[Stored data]
··········

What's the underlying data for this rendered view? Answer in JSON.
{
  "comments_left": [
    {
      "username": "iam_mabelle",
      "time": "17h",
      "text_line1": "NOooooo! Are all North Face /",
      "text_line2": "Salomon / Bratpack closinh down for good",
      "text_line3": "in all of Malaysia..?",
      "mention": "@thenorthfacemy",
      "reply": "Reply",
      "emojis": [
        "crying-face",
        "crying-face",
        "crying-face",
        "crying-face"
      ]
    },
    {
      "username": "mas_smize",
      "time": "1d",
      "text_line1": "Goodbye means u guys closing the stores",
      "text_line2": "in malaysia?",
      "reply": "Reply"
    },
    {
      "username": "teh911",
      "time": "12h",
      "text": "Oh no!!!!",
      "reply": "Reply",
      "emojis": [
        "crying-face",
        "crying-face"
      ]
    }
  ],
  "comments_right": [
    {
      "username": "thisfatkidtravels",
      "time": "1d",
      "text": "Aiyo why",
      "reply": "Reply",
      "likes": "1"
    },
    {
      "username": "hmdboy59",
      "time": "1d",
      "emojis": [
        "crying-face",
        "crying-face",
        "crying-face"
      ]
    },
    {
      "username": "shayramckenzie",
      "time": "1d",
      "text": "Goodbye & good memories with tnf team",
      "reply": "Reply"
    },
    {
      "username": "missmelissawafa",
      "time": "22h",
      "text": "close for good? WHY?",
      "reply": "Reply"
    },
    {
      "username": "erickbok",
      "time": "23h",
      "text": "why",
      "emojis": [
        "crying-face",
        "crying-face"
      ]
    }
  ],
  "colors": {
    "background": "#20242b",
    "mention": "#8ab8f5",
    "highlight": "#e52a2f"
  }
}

··········

#### Request:
Repeat each record exactly, leaving nothing out.

#### Reply to the exercise:
What's the underlying data for this rendered view? Answer in JSON.
{
  "comments_left": [
    {
      "username": "iam_mabelle",
      "time": "17h",
      "text_line1": "NOooooo! Are all North Face /",
      "text_line2": "Salomon / Bratpack closinh down for good",
      "text_line3": "in all of Malaysia..?",
      "mention": "@thenorthfacemy",
      "reply": "Reply",
      "emojis": [
        "crying-face",
        "crying-face",
        "crying-face",
        "crying-face"
      ]
    },
    {
      "username": "mas_smize",
      "time": "1d",
      "text_line1": "Goodbye means u guys closing the stores",
      "text_line2": "in malaysia?",
      "reply": "Reply"
    },
    {
      "username": "teh911",
      "time": "12h",
      "text": "Oh no!!!!",
      "reply": "Reply",
      "emojis": [
        "crying-face",
        "crying-face"
      ]
    }
  ],
  "comments_right": [
    {
      "username": "thisfatkidtravels",
      "time": "1d",
      "text": "Aiyo why",
      "reply": "Reply",
      "likes": "1"
    },
    {
      "username": "hmdboy59",
      "time": "1d",
      "emojis": [
        "crying-face",
        "crying-face",
        "crying-face"
      ]
    },
    {
      "username": "shayramckenzie",
      "time": "1d",
      "text": "Goodbye & good memories with tnf team",
      "reply": "Reply"
    },
    {
      "username": "missmelissawafa",
      "time": "22h",
      "text": "close for good? WHY?",
      "reply": "Reply"
    },
    {
      "username": "erickbok",
      "time": "23h",
      "text": "why",
      "emojis": [
        "crying-face",
        "crying-face"
      ]
    }
  ],
  "colors": {
    "background": "#20242b",
    "mention": "#8ab8f5",
    "highlight": "#e52a2f"
  }
}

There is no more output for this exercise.